Document passage:

There is also the specter of legal liability for businesses that use Copilot internally. The complaint argues that every time a Copilot-generated email, report, or presentation contains copyrighted newspaper text, the end user might inadvertently be committing infringement. “Imagine a real estate agent using Copilot to write a neighborhood description that includes a phrase from the local paper’s coverage of a zoning hearing,” said intellectual property attorney David Kramer. “Technically, that could be a derivative work.” While such scenarios are unlikely to be pursued against individual users, they underscore the messy copyright landscape that generative AI has created.

Financial Fallout for News Deserts

Beyond the courtroom, the lawsuit highlights a crisis in local journalism. Since 2005, the United States has lost more than 2,500 newspapers, with many communities becoming “news deserts.” Those that survive often operate on shoestring budgets. The plaintiffs argue that AI scraping is accelerating the decline by siphoning away digital audience and ad dollars. A study cited in the complaint found that AI-generated news snippets cut clickthrough rates to original sources by as much as 70%.

Several newspaper publishers told windowsnews.ai that their web traffic has plummeted since Copilot became widely available in 2024. “When I search for ‘Methow Valley wildfires’ on Bing, Copilot gives a full summary taken from our front-page story, and the link to our article is tiny. Most people just read the AI answer and move on,” said Anne Mitchell, publisher of the Methow Valley News in Washington state. “That’s ad impressions and potential subscribers we never get.”

The Defenses: Fair Use and Innovation

Legal analysts expect Microsoft and OpenAI to mount a vigorous fair use defense. The four-factor test in U.S. copyright law considers: (1) the purpose and character of the use, including whether it is commercial or nonprofit educational; (2) the nature of the copyrighted work; (3) the amount and substantiality of the portion used; and (4) the effect on the potential market for the copyrighted work. The tech companies will likely argue that training is transformative because the models learn patterns of language rather than copying expression, and that the public interest in AI innovation outweighs any harm to publishers.

Given data:
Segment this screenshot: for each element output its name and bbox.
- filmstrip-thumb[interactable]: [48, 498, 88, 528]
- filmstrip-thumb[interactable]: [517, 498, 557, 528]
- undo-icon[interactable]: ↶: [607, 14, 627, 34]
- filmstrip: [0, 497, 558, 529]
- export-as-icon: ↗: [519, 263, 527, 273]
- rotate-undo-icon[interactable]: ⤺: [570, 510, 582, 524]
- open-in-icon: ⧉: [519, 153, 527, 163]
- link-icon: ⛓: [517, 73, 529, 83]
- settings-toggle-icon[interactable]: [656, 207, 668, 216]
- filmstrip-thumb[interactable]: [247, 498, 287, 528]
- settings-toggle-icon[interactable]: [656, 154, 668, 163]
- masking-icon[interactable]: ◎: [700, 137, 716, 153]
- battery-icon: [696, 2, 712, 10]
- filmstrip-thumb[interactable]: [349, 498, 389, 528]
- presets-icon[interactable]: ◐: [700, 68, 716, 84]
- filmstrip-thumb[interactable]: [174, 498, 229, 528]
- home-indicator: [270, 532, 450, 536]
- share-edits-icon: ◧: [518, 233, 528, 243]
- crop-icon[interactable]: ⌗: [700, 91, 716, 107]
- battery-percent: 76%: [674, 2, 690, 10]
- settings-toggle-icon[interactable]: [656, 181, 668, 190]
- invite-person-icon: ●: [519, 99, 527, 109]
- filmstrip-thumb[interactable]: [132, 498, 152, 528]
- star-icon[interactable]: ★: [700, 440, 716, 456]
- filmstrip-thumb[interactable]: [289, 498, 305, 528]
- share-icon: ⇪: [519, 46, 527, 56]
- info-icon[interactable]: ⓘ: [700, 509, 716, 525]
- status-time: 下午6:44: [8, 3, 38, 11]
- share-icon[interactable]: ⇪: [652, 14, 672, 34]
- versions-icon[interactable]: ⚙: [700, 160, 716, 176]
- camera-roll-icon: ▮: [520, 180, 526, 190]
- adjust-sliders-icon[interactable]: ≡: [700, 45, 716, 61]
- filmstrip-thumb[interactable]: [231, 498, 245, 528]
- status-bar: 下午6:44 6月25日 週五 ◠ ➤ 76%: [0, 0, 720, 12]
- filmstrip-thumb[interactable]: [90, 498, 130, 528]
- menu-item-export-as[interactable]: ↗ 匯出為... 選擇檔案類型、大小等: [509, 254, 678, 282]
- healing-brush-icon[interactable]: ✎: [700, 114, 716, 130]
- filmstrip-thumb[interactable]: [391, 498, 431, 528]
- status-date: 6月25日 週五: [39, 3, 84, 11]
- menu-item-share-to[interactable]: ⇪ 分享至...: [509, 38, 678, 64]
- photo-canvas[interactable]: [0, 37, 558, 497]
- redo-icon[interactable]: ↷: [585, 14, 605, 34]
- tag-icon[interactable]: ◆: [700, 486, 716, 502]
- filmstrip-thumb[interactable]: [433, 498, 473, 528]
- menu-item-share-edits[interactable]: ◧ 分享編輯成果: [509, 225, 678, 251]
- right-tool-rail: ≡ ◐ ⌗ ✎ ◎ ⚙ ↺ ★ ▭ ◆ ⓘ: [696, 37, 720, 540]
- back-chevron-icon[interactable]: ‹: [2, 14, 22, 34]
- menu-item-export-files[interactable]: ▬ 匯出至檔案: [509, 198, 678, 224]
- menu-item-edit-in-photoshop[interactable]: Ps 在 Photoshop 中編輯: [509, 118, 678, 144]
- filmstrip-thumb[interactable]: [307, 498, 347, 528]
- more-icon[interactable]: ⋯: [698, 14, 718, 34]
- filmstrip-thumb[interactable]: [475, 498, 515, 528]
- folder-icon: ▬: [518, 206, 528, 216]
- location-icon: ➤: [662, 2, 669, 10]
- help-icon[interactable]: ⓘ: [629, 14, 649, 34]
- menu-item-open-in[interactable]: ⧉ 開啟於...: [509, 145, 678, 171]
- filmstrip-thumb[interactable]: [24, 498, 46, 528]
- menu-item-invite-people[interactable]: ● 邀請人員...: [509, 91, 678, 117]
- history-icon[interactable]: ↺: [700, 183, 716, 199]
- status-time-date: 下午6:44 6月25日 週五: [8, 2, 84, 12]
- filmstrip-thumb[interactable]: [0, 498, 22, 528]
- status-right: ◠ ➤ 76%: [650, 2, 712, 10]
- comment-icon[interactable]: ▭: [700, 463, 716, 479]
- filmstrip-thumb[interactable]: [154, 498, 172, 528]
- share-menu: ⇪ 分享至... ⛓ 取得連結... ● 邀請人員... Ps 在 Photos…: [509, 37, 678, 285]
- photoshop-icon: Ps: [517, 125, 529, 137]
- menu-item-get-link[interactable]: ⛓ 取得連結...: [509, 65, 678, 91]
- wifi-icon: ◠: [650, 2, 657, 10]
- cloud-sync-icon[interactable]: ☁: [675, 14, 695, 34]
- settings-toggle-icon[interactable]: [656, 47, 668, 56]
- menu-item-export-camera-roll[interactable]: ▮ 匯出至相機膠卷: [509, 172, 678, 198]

Problem: Write out the part of the newspaper lawsuit article that opens with "Beyond the courtroom, the" and closes with "much as 70%.", substituting "tight budgets" for "shoestring budgets".

Task answer:
Beyond the courtroom, the lawsuit highlights a crisis in local journalism. Since 2005, the United States has lost more than 2,500 newspapers, with many communities becoming “news deserts.” Those that survive often operate on tight budgets. The plaintiffs argue that AI scraping is accelerating the decline by siphoning away digital audience and ad dollars. A study cited in the complaint found that AI-generated news snippets cut clickthrough rates to original sources by as much as 70%.